— Begin Given records —

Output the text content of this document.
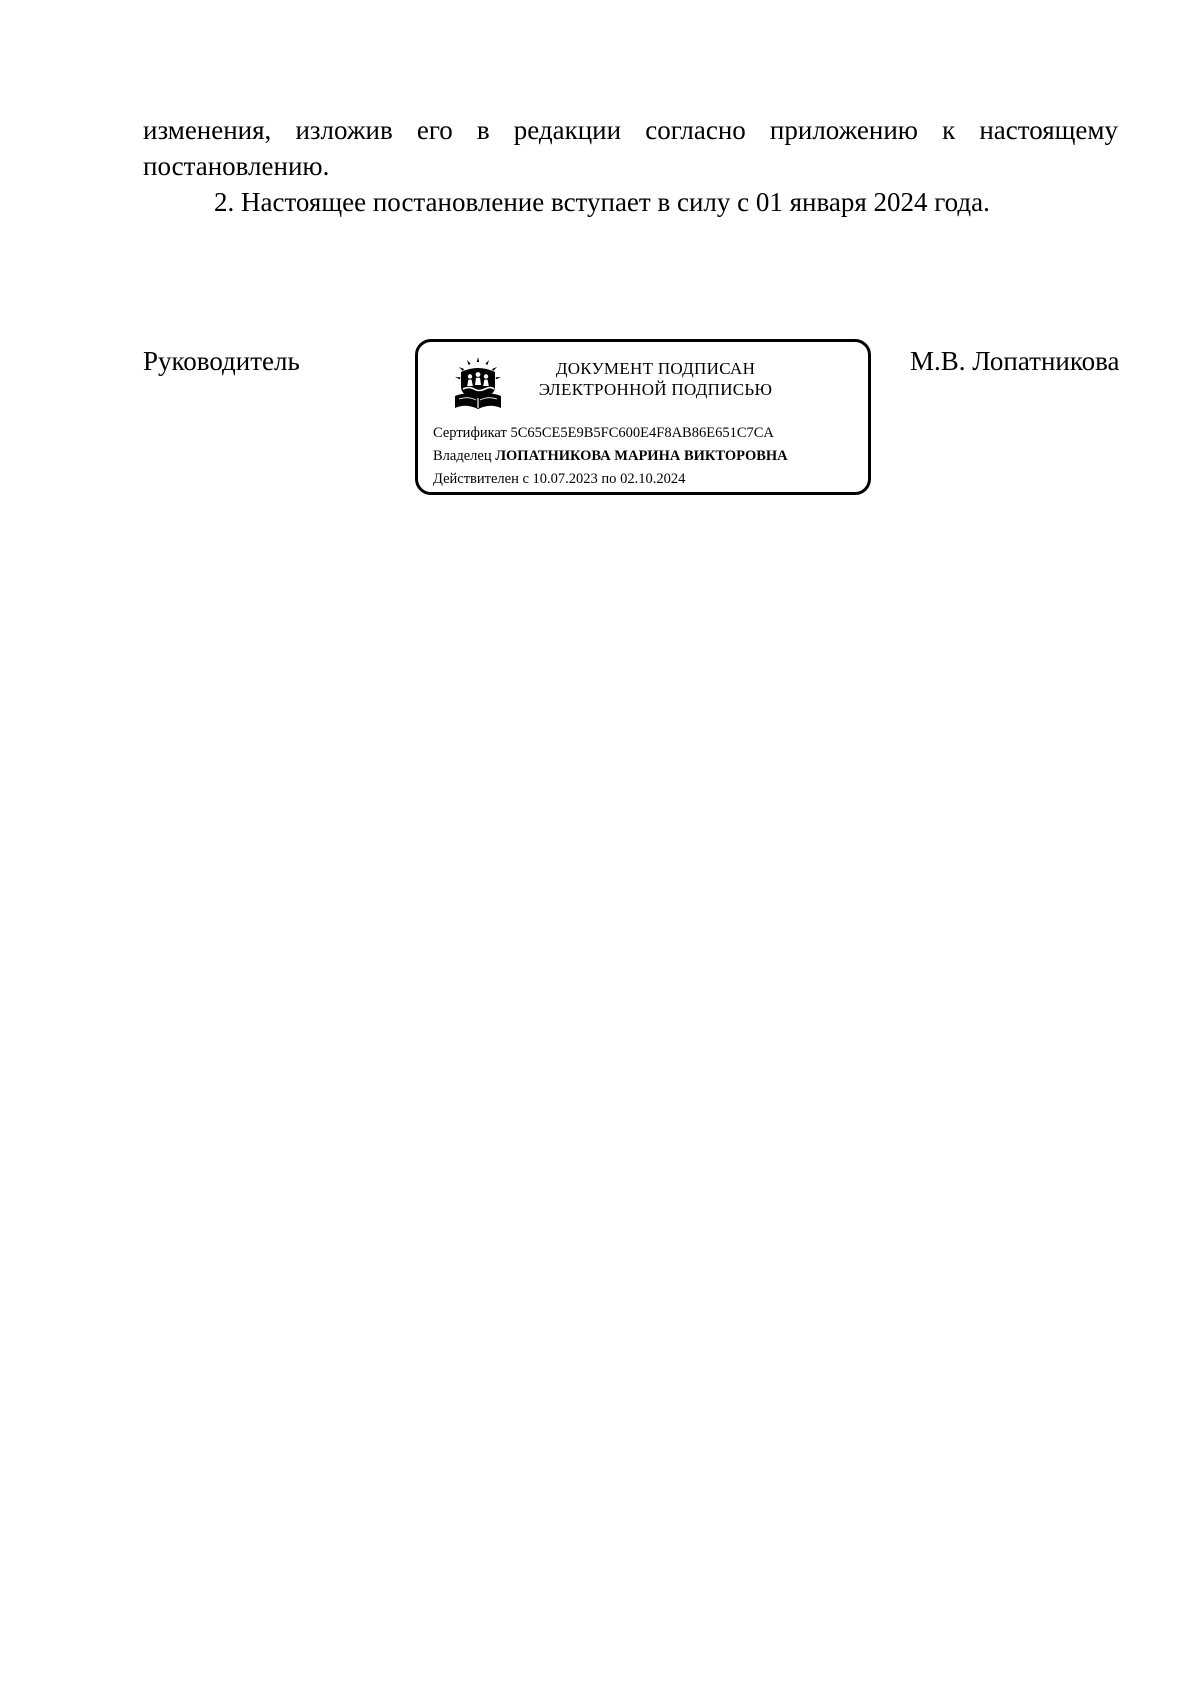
изменения, изложив его в редакции согласно приложению к настоящему постановлению.

2. Настоящее постановление вступает в силу с 01 января 2024 года.

Руководитель	ДОКУМЕНТ ПОДПИСАН
ЭЛЕКТРОННОЙ ПОДПИСЬЮ
Сертификат 5C65CE5E9B5FC600E4F8AB86E651C7CA
Владелец ЛОПАТНИКОВА МАРИНА ВИКТОРОВНА
Действителен с 10.07.2023 по 02.10.2024
М.В. Лопатникова
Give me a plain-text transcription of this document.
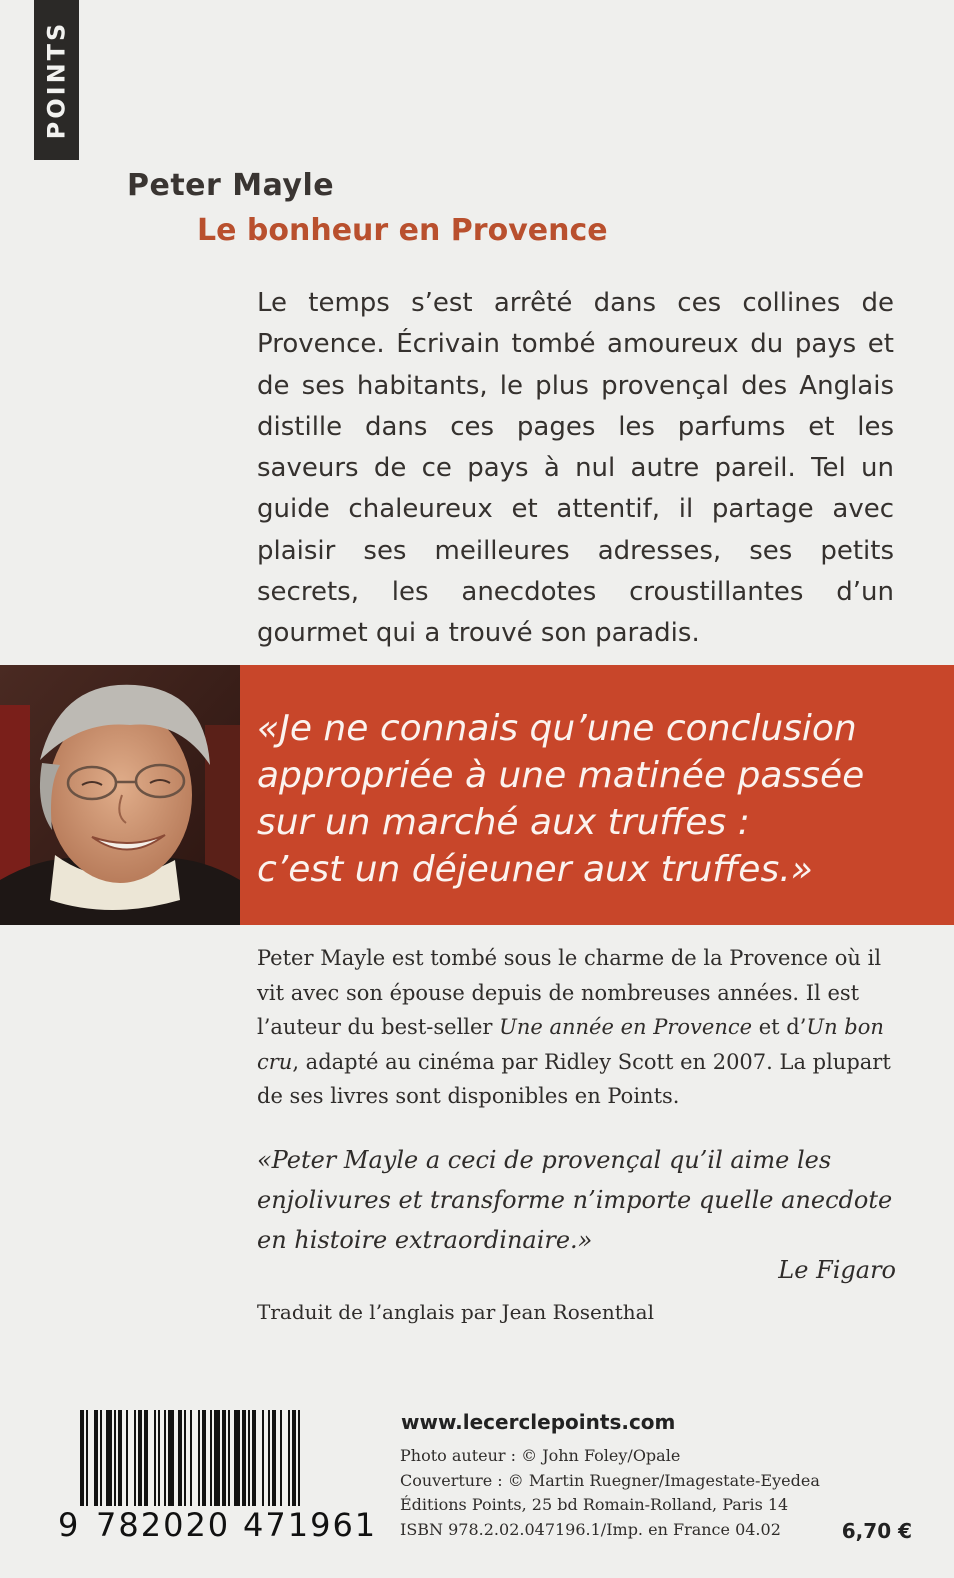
POINTS
Peter Mayle
Le bonheur en Provence
Le temps s’est arrêté dans ces collines de Provence. Écrivain tombé amoureux du pays et de ses habitants, le plus provençal des Anglais distille dans ces pages les parfums et les saveurs de ce pays à nul autre pareil. Tel un guide chaleureux et attentif, il partage avec plaisir ses meilleures adresses, ses petits secrets, les anecdotes croustillantes d’un gourmet qui a trouvé son paradis.
«Je ne connais qu’une conclusion
appropriée à une matinée passée
sur un marché aux truffes :
c’est un déjeuner aux truffes.»
Peter Mayle est tombé sous le charme de la Provence où il vit avec son épouse depuis de nombreuses années. Il est l’auteur du best-seller Une année en Provence et d’Un bon cru, adapté au cinéma par Ridley Scott en 2007. La plupart de ses livres sont disponibles en Points.
«Peter Mayle a ceci de provençal qu’il aime les enjolivures et transforme n’importe quelle anecdote en histoire extraordinaire.»
Le Figaro
Traduit de l’anglais par Jean Rosenthal
9 782020 471961
www.lecerclepoints.com
Photo auteur : © John Foley/Opale
Couverture : © Martin Ruegner/Imagestate-Eyedea
Éditions Points, 25 bd Romain-Rolland, Paris 14
ISBN 978.2.02.047196.1/Imp. en France 04.02	6,70 €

— End Given records —

→ Exercise goal: Leaving the pictures out, set down exactly the lines from the one with "Give me a plain-text" through the end of the records.

→ Finished exercise:
Give me a plain-text transcription of this document.
POINTS
Peter Mayle
Le bonheur en Provence
Le temps s’est arrêté dans ces collines de Provence. Écrivain tombé amoureux du pays et de ses habitants, le plus provençal des Anglais distille dans ces pages les parfums et les saveurs de ce pays à nul autre pareil. Tel un guide chaleureux et attentif, il partage avec plaisir ses meilleures adresses, ses petits secrets, les anecdotes croustillantes d’un gourmet qui a trouvé son paradis.
«Je ne connais qu’une conclusion
appropriée à une matinée passée
sur un marché aux truffes :
c’est un déjeuner aux truffes.»
Peter Mayle est tombé sous le charme de la Provence où il vit avec son épouse depuis de nombreuses années. Il est l’auteur du best-seller Une année en Provence et d’Un bon cru, adapté au cinéma par Ridley Scott en 2007. La plupart de ses livres sont disponibles en Points.
«Peter Mayle a ceci de provençal qu’il aime les enjolivures et transforme n’importe quelle anecdote en histoire extraordinaire.»
Le Figaro
Traduit de l’anglais par Jean Rosenthal
9 782020 471961
www.lecerclepoints.com
Photo auteur : © John Foley/Opale
Couverture : © Martin Ruegner/Imagestate-Eyedea
Éditions Points, 25 bd Romain-Rolland, Paris 14
ISBN 978.2.02.047196.1/Imp. en France 04.02	6,70 €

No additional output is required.